Aim of the exercise:
Copy out each line of the data that holds the word "Breakdown".
▬▬▬▬▬▬▬▬▬▬
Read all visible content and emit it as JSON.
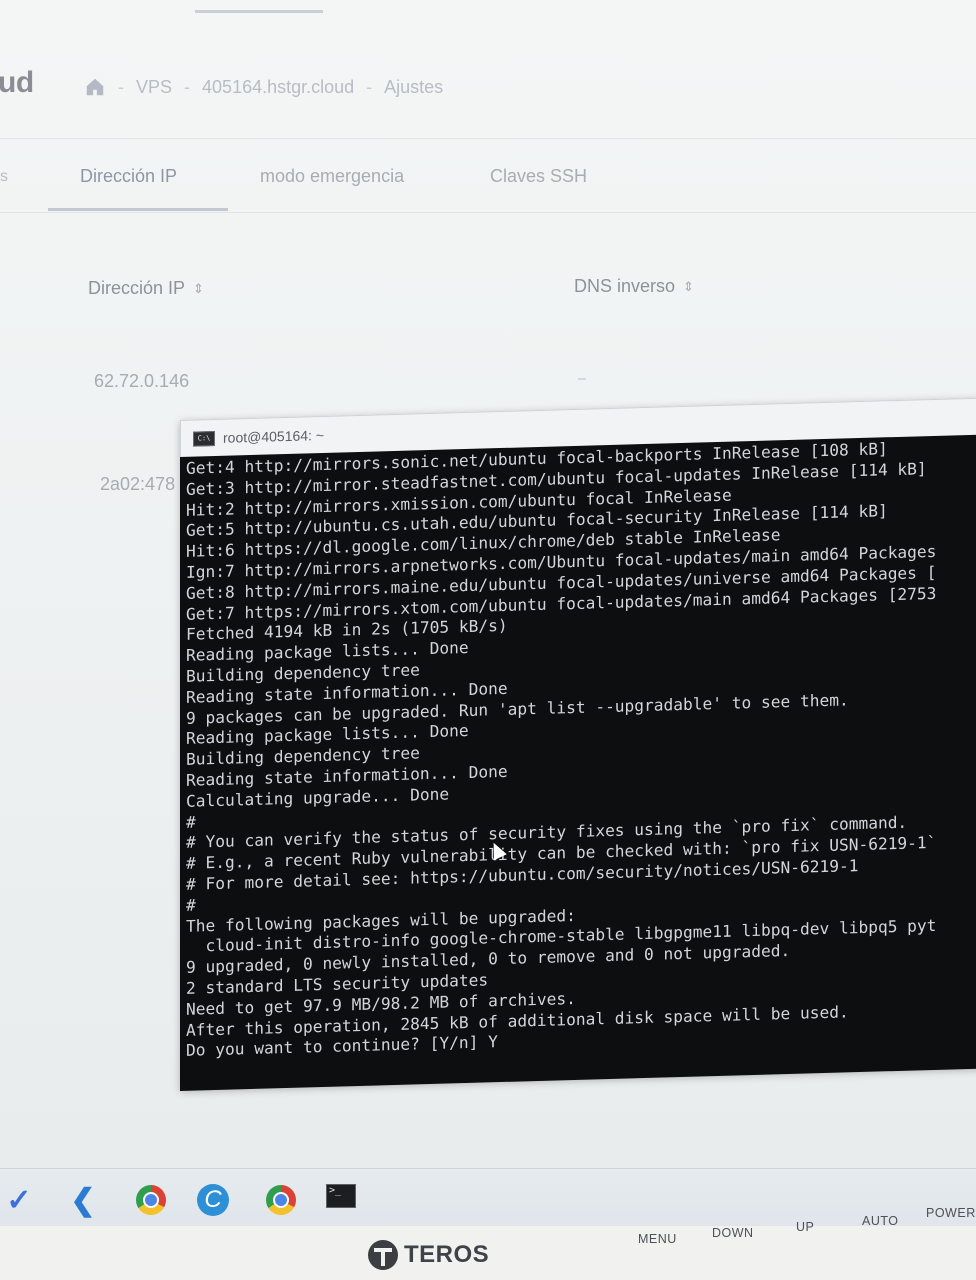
{
  "webpage": {
    "brand_fragment": "ud",
    "breadcrumb": {
      "items": [
        "VPS",
        "405164.hstgr.cloud",
        "Ajustes"
      ],
      "separator": "-"
    },
    "tabs": {
      "cut_fragment": "s",
      "items": [
        "Dirección IP",
        "modo emergencia",
        "Claves SSH"
      ],
      "active": "Dirección IP"
    },
    "table": {
      "headers": [
        "Dirección IP",
        "DNS inverso"
      ],
      "rows": [
        {
          "ip": "62.72.0.146",
          "dns": ""
        },
        {
          "ip": "2a02:478",
          "dns": ""
        }
      ]
    }
  },
  "terminal": {
    "title": "root@405164: ~",
    "icon_text": "C:\\",
    "lines": [
      "Get:4 http://mirrors.sonic.net/ubuntu focal-backports InRelease [108 kB]",
      "Get:3 http://mirror.steadfastnet.com/ubuntu focal-updates InRelease [114 kB]",
      "Hit:2 http://mirrors.xmission.com/ubuntu focal InRelease",
      "Get:5 http://ubuntu.cs.utah.edu/ubuntu focal-security InRelease [114 kB]",
      "Hit:6 https://dl.google.com/linux/chrome/deb stable InRelease",
      "Ign:7 http://mirrors.arpnetworks.com/Ubuntu focal-updates/main amd64 Packages",
      "Get:8 http://mirrors.maine.edu/ubuntu focal-updates/universe amd64 Packages [",
      "Get:7 https://mirrors.xtom.com/ubuntu focal-updates/main amd64 Packages [2753",
      "Fetched 4194 kB in 2s (1705 kB/s)",
      "Reading package lists... Done",
      "Building dependency tree",
      "Reading state information... Done",
      "9 packages can be upgraded. Run 'apt list --upgradable' to see them.",
      "Reading package lists... Done",
      "Building dependency tree",
      "Reading state information... Done",
      "Calculating upgrade... Done",
      "#",
      "# You can verify the status of security fixes using the `pro fix` command.",
      "# E.g., a recent Ruby vulnerability can be checked with: `pro fix USN-6219-1`",
      "# For more detail see: https://ubuntu.com/security/notices/USN-6219-1",
      "#",
      "The following packages will be upgraded:",
      "  cloud-init distro-info google-chrome-stable libgpgme11 libpq-dev libpq5 pyt",
      "9 upgraded, 0 newly installed, 0 to remove and 0 not upgraded.",
      "2 standard LTS security updates",
      "Need to get 97.9 MB/98.2 MB of archives.",
      "After this operation, 2845 kB of additional disk space will be used.",
      "Do you want to continue? [Y/n] Y"
    ]
  },
  "taskbar": {
    "icons": [
      "checkmark-icon",
      "vscode-icon",
      "chrome-icon",
      "c-app-icon",
      "chrome-profile-icon",
      "terminal-icon"
    ]
  },
  "monitor": {
    "brand": "TEROS",
    "buttons": [
      "MENU",
      "DOWN",
      "UP",
      "AUTO",
      "POWER"
    ]
  }
}
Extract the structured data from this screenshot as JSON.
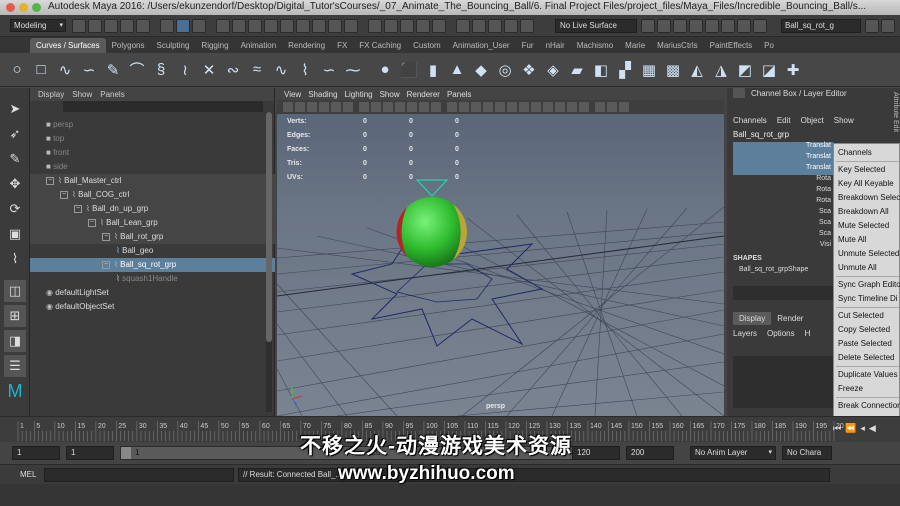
{
  "title_bar": {
    "title": "Autodesk Maya 2016: /Users/ekunzendorf/Desktop/Digital_Tutor'sCourses/_07_Animate_The_Bouncing_Ball/6. Final Project Files/project_files/Maya_Files/Incredible_Bouncing_Ball/s..."
  },
  "status_line": {
    "menu_set": "Modeling",
    "live_surface": "No Live Surface",
    "object_field": "Ball_sq_rot_g"
  },
  "shelf_tabs": [
    {
      "label": "Curves / Surfaces",
      "active": true
    },
    {
      "label": "Polygons"
    },
    {
      "label": "Sculpting"
    },
    {
      "label": "Rigging"
    },
    {
      "label": "Animation"
    },
    {
      "label": "Rendering"
    },
    {
      "label": "FX"
    },
    {
      "label": "FX Caching"
    },
    {
      "label": "Custom"
    },
    {
      "label": "Animation_User"
    },
    {
      "label": "Fur"
    },
    {
      "label": "nHair"
    },
    {
      "label": "Machismo"
    },
    {
      "label": "Marie"
    },
    {
      "label": "MariusCtrls"
    },
    {
      "label": "PaintEffects"
    },
    {
      "label": "Po"
    }
  ],
  "outliner": {
    "menu": [
      "Display",
      "Show",
      "Panels"
    ],
    "items": [
      {
        "label": "persp",
        "depth": 0,
        "style": "dim"
      },
      {
        "label": "top",
        "depth": 0,
        "style": "dim"
      },
      {
        "label": "front",
        "depth": 0,
        "style": "dim"
      },
      {
        "label": "side",
        "depth": 0,
        "style": "dim"
      },
      {
        "label": "Ball_Master_ctrl",
        "depth": 0,
        "style": "grp"
      },
      {
        "label": "Ball_COG_ctrl",
        "depth": 1,
        "style": "grp"
      },
      {
        "label": "Ball_dn_up_grp",
        "depth": 2,
        "style": "grp"
      },
      {
        "label": "Ball_Lean_grp",
        "depth": 3,
        "style": "grp"
      },
      {
        "label": "Ball_rot_grp",
        "depth": 4,
        "style": "grp"
      },
      {
        "label": "Ball_geo",
        "depth": 5,
        "style": "normal"
      },
      {
        "label": "Ball_sq_rot_grp",
        "depth": 4,
        "style": "sel"
      },
      {
        "label": "squash1Handle",
        "depth": 5,
        "style": "dim"
      },
      {
        "label": "defaultLightSet",
        "depth": 0,
        "style": "normal"
      },
      {
        "label": "defaultObjectSet",
        "depth": 0,
        "style": "normal"
      }
    ]
  },
  "viewport": {
    "menu": [
      "View",
      "Shading",
      "Lighting",
      "Show",
      "Renderer",
      "Panels"
    ],
    "hud": [
      {
        "label": "Verts:",
        "values": [
          "0",
          "0",
          "0"
        ]
      },
      {
        "label": "Edges:",
        "values": [
          "0",
          "0",
          "0"
        ]
      },
      {
        "label": "Faces:",
        "values": [
          "0",
          "0",
          "0"
        ]
      },
      {
        "label": "Tris:",
        "values": [
          "0",
          "0",
          "0"
        ]
      },
      {
        "label": "UVs:",
        "values": [
          "0",
          "0",
          "0"
        ]
      }
    ],
    "camera_label": "persp"
  },
  "channel_box": {
    "header": "Channel Box / Layer Editor",
    "menu": [
      "Channels",
      "Edit",
      "Object",
      "Show"
    ],
    "node": "Ball_sq_rot_grp",
    "attrs": [
      {
        "label": "Translat",
        "selected": true
      },
      {
        "label": "Translat",
        "selected": true
      },
      {
        "label": "Translat",
        "selected": true
      },
      {
        "label": "Rota"
      },
      {
        "label": "Rota"
      },
      {
        "label": "Rota"
      },
      {
        "label": "Sca"
      },
      {
        "label": "Sca"
      },
      {
        "label": "Sca"
      },
      {
        "label": "Visi"
      }
    ],
    "shapes_header": "SHAPES",
    "shape_name": "Ball_sq_rot_grpShape",
    "layer_tabs": [
      "Display",
      "Render"
    ],
    "layer_menu": [
      "Layers",
      "Options",
      "H"
    ],
    "side_tab": "Attribute Edit"
  },
  "context_menu": {
    "items": [
      {
        "label": "Channels",
        "sep_after": true
      },
      {
        "label": "Key Selected"
      },
      {
        "label": "Key All Keyable"
      },
      {
        "label": "Breakdown Selec"
      },
      {
        "label": "Breakdown All"
      },
      {
        "label": "Mute Selected"
      },
      {
        "label": "Mute All"
      },
      {
        "label": "Unmute Selected"
      },
      {
        "label": "Unmute All",
        "sep_after": true
      },
      {
        "label": "Sync Graph Edito"
      },
      {
        "label": "Sync Timeline Di",
        "sep_after": true
      },
      {
        "label": "Cut Selected"
      },
      {
        "label": "Copy Selected"
      },
      {
        "label": "Paste Selected"
      },
      {
        "label": "Delete Selected",
        "sep_after": true
      },
      {
        "label": "Duplicate Values"
      },
      {
        "label": "Freeze",
        "sep_after": true
      },
      {
        "label": "Break Connection"
      },
      {
        "label": "Select Connectio",
        "sep_after": true
      },
      {
        "label": "Lock Selected"
      },
      {
        "label": "Unlock Selected"
      },
      {
        "label": "Hide Selected"
      },
      {
        "label": "Lock and Hide Se",
        "highlight": true
      },
      {
        "label": "Make Selected N"
      }
    ]
  },
  "time_slider": {
    "ticks": [
      "1",
      "5",
      "10",
      "15",
      "20",
      "25",
      "30",
      "35",
      "40",
      "45",
      "50",
      "55",
      "60",
      "65",
      "70",
      "75",
      "80",
      "85",
      "90",
      "95",
      "100",
      "105",
      "110",
      "115",
      "120",
      "125",
      "130",
      "135",
      "140",
      "145",
      "150",
      "155",
      "160",
      "165",
      "170",
      "175",
      "180",
      "185",
      "190",
      "195",
      "200"
    ]
  },
  "range_slider": {
    "start_min": "1",
    "start": "1",
    "range_start": "1",
    "range_end_label": "120",
    "end": "120",
    "end_max": "200",
    "anim_layer": "No Anim Layer",
    "char_set": "No Chara"
  },
  "command_line": {
    "lang": "MEL",
    "result": "// Result: Connected Ball_..."
  },
  "watermark": {
    "line1": "不移之火-动漫游戏美术资源",
    "line2": "www.byzhihuo.com"
  },
  "colors": {
    "selection": "#5c7f9c",
    "menu_highlight": "#3f78d0",
    "ball_green": "#33c233",
    "ball_red": "#cc2222",
    "ball_yellow": "#c9b33a"
  }
}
▬▬▬▬▬▬▬▬▬▬
Correct result:
        "label": "Breakdown Selec"
        "label": "Breakdown All"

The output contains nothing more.